WHAT IS REQUIRED |
Each entry in the listing below should be restated word for word.

LISTED ENTRIES |
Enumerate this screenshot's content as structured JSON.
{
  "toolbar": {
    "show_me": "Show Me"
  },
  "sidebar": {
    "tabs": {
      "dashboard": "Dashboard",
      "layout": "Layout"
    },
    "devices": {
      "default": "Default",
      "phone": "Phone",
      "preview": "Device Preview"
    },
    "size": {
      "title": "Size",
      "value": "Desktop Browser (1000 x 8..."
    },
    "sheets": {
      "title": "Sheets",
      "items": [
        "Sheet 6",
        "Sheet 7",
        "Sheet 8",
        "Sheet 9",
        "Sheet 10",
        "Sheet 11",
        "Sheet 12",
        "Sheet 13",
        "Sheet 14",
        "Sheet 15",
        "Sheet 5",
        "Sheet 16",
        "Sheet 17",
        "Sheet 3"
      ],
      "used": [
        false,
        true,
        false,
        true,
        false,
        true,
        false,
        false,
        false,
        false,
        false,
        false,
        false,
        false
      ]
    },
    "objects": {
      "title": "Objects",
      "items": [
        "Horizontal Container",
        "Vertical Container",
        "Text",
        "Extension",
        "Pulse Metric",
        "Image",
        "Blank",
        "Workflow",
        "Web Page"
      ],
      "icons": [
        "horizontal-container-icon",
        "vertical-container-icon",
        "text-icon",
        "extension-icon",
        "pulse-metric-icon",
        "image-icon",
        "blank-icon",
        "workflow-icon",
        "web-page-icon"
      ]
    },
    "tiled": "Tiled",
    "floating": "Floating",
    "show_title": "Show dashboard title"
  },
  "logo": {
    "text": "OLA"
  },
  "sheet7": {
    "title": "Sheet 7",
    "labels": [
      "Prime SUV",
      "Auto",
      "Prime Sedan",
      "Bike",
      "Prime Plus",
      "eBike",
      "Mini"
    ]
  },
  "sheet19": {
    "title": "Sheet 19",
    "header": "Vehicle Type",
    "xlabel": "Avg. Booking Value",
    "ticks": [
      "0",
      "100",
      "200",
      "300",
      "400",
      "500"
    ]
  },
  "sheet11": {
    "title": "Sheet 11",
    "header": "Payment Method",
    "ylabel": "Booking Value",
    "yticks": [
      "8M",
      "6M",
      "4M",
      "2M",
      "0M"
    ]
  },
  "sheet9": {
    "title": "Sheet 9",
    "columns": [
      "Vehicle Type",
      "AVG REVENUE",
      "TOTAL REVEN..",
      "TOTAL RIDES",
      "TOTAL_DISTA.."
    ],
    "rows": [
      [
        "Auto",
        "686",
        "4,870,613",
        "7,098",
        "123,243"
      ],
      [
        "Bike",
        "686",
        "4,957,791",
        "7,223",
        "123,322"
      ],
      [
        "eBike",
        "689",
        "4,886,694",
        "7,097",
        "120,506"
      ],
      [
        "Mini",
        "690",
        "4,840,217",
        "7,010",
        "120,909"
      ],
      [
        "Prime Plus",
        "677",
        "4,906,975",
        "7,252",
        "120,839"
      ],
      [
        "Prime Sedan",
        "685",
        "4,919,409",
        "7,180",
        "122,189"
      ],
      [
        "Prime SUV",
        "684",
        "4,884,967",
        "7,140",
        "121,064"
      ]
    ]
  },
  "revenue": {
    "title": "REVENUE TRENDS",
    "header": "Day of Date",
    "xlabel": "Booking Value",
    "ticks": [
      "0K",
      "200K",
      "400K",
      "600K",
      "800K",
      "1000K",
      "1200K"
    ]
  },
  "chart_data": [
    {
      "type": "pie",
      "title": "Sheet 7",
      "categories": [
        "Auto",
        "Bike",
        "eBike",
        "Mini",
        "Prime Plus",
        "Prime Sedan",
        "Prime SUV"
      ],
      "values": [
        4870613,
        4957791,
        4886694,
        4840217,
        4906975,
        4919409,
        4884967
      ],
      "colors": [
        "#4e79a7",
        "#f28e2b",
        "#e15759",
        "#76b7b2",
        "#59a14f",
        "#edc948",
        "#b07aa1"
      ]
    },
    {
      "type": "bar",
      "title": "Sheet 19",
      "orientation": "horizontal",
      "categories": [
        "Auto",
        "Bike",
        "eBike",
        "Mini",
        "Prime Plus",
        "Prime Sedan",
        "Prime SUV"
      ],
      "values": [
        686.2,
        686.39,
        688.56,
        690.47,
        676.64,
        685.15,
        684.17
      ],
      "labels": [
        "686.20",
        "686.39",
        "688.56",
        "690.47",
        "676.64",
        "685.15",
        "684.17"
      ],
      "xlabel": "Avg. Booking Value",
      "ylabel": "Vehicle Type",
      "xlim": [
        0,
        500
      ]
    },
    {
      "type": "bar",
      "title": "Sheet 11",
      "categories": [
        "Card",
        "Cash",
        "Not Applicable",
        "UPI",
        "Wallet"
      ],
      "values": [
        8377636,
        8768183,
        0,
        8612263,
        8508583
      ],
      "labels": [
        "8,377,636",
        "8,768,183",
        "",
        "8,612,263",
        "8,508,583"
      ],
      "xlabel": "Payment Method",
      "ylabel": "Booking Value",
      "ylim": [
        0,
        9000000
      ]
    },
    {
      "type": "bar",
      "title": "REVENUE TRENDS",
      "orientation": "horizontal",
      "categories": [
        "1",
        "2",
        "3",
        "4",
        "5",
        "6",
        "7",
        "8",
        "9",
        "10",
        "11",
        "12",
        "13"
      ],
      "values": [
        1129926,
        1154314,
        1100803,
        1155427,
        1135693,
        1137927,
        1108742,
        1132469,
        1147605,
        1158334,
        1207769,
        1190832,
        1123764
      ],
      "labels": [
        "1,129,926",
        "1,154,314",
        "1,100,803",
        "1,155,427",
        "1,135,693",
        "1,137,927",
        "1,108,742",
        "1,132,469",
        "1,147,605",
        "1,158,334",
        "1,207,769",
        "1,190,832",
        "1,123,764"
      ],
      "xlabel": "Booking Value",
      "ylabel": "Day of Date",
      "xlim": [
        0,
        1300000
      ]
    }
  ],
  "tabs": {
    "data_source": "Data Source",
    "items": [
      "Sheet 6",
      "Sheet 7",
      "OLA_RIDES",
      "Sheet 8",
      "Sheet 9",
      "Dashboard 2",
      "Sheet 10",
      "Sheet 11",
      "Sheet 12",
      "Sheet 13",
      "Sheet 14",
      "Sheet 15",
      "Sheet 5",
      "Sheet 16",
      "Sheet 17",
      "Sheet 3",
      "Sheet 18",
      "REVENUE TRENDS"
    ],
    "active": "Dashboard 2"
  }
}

EXERCISE ANSWER |
Enumerate this screenshot's content as structured JSON.
{
  "toolbar": {
    "show_me": "Show Me"
  },
  "sidebar": {
    "tabs": {
      "dashboard": "Dashboard",
      "layout": "Layout"
    },
    "devices": {
      "default": "Default",
      "phone": "Phone",
      "preview": "Device Preview"
    },
    "size": {
      "title": "Size",
      "value": "Desktop Browser (1000 x 8..."
    },
    "sheets": {
      "title": "Sheets",
      "items": [
        "Sheet 6",
        "Sheet 7",
        "Sheet 8",
        "Sheet 9",
        "Sheet 10",
        "Sheet 11",
        "Sheet 12",
        "Sheet 13",
        "Sheet 14",
        "Sheet 15",
        "Sheet 5",
        "Sheet 16",
        "Sheet 17",
        "Sheet 3"
      ],
      "used": [
        false,
        true,
        false,
        true,
        false,
        true,
        false,
        false,
        false,
        false,
        false,
        false,
        false,
        false
      ]
    },
    "objects": {
      "title": "Objects",
      "items": [
        "Horizontal Container",
        "Vertical Container",
        "Text",
        "Extension",
        "Pulse Metric",
        "Image",
        "Blank",
        "Workflow",
        "Web Page"
      ],
      "icons": [
        "horizontal-container-icon",
        "vertical-container-icon",
        "text-icon",
        "extension-icon",
        "pulse-metric-icon",
        "image-icon",
        "blank-icon",
        "workflow-icon",
        "web-page-icon"
      ]
    },
    "tiled": "Tiled",
    "floating": "Floating",
    "show_title": "Show dashboard title"
  },
  "logo": {
    "text": "OLA"
  },
  "sheet7": {
    "title": "Sheet 7",
    "labels": [
      "Prime SUV",
      "Auto",
      "Prime Sedan",
      "Bike",
      "Prime Plus",
      "eBike",
      "Mini"
    ]
  },
  "sheet19": {
    "title": "Sheet 19",
    "header": "Vehicle Type",
    "xlabel": "Avg. Booking Value",
    "ticks": [
      "0",
      "100",
      "200",
      "300",
      "400",
      "500"
    ]
  },
  "sheet11": {
    "title": "Sheet 11",
    "header": "Payment Method",
    "ylabel": "Booking Value",
    "yticks": [
      "8M",
      "6M",
      "4M",
      "2M",
      "0M"
    ]
  },
  "sheet9": {
    "title": "Sheet 9",
    "columns": [
      "Vehicle Type",
      "AVG REVENUE",
      "TOTAL REVEN..",
      "TOTAL RIDES",
      "TOTAL_DISTA.."
    ],
    "rows": [
      [
        "Auto",
        "686",
        "4,870,613",
        "7,098",
        "123,243"
      ],
      [
        "Bike",
        "686",
        "4,957,791",
        "7,223",
        "123,322"
      ],
      [
        "eBike",
        "689",
        "4,886,694",
        "7,097",
        "120,506"
      ],
      [
        "Mini",
        "690",
        "4,840,217",
        "7,010",
        "120,909"
      ],
      [
        "Prime Plus",
        "677",
        "4,906,975",
        "7,252",
        "120,839"
      ],
      [
        "Prime Sedan",
        "685",
        "4,919,409",
        "7,180",
        "122,189"
      ],
      [
        "Prime SUV",
        "684",
        "4,884,967",
        "7,140",
        "121,064"
      ]
    ]
  },
  "revenue": {
    "title": "REVENUE TRENDS",
    "header": "Day of Date",
    "xlabel": "Booking Value",
    "ticks": [
      "0K",
      "200K",
      "400K",
      "600K",
      "800K",
      "1000K",
      "1200K"
    ]
  },
  "chart_data": [
    {
      "type": "pie",
      "title": "Sheet 7",
      "categories": [
        "Auto",
        "Bike",
        "eBike",
        "Mini",
        "Prime Plus",
        "Prime Sedan",
        "Prime SUV"
      ],
      "values": [
        4870613,
        4957791,
        4886694,
        4840217,
        4906975,
        4919409,
        4884967
      ],
      "colors": [
        "#4e79a7",
        "#f28e2b",
        "#e15759",
        "#76b7b2",
        "#59a14f",
        "#edc948",
        "#b07aa1"
      ]
    },
    {
      "type": "bar",
      "title": "Sheet 19",
      "orientation": "horizontal",
      "categories": [
        "Auto",
        "Bike",
        "eBike",
        "Mini",
        "Prime Plus",
        "Prime Sedan",
        "Prime SUV"
      ],
      "values": [
        686.2,
        686.39,
        688.56,
        690.47,
        676.64,
        685.15,
        684.17
      ],
      "labels": [
        "686.20",
        "686.39",
        "688.56",
        "690.47",
        "676.64",
        "685.15",
        "684.17"
      ],
      "xlabel": "Avg. Booking Value",
      "ylabel": "Vehicle Type",
      "xlim": [
        0,
        500
      ]
    },
    {
      "type": "bar",
      "title": "Sheet 11",
      "categories": [
        "Card",
        "Cash",
        "Not Applicable",
        "UPI",
        "Wallet"
      ],
      "values": [
        8377636,
        8768183,
        0,
        8612263,
        8508583
      ],
      "labels": [
        "8,377,636",
        "8,768,183",
        "",
        "8,612,263",
        "8,508,583"
      ],
      "xlabel": "Payment Method",
      "ylabel": "Booking Value",
      "ylim": [
        0,
        9000000
      ]
    },
    {
      "type": "bar",
      "title": "REVENUE TRENDS",
      "orientation": "horizontal",
      "categories": [
        "1",
        "2",
        "3",
        "4",
        "5",
        "6",
        "7",
        "8",
        "9",
        "10",
        "11",
        "12",
        "13"
      ],
      "values": [
        1129926,
        1154314,
        1100803,
        1155427,
        1135693,
        1137927,
        1108742,
        1132469,
        1147605,
        1158334,
        1207769,
        1190832,
        1123764
      ],
      "labels": [
        "1,129,926",
        "1,154,314",
        "1,100,803",
        "1,155,427",
        "1,135,693",
        "1,137,927",
        "1,108,742",
        "1,132,469",
        "1,147,605",
        "1,158,334",
        "1,207,769",
        "1,190,832",
        "1,123,764"
      ],
      "xlabel": "Booking Value",
      "ylabel": "Day of Date",
      "xlim": [
        0,
        1300000
      ]
    }
  ],
  "tabs": {
    "data_source": "Data Source",
    "items": [
      "Sheet 6",
      "Sheet 7",
      "OLA_RIDES",
      "Sheet 8",
      "Sheet 9",
      "Dashboard 2",
      "Sheet 10",
      "Sheet 11",
      "Sheet 12",
      "Sheet 13",
      "Sheet 14",
      "Sheet 15",
      "Sheet 5",
      "Sheet 16",
      "Sheet 17",
      "Sheet 3",
      "Sheet 18",
      "REVENUE TRENDS"
    ],
    "active": "Dashboard 2"
  }
}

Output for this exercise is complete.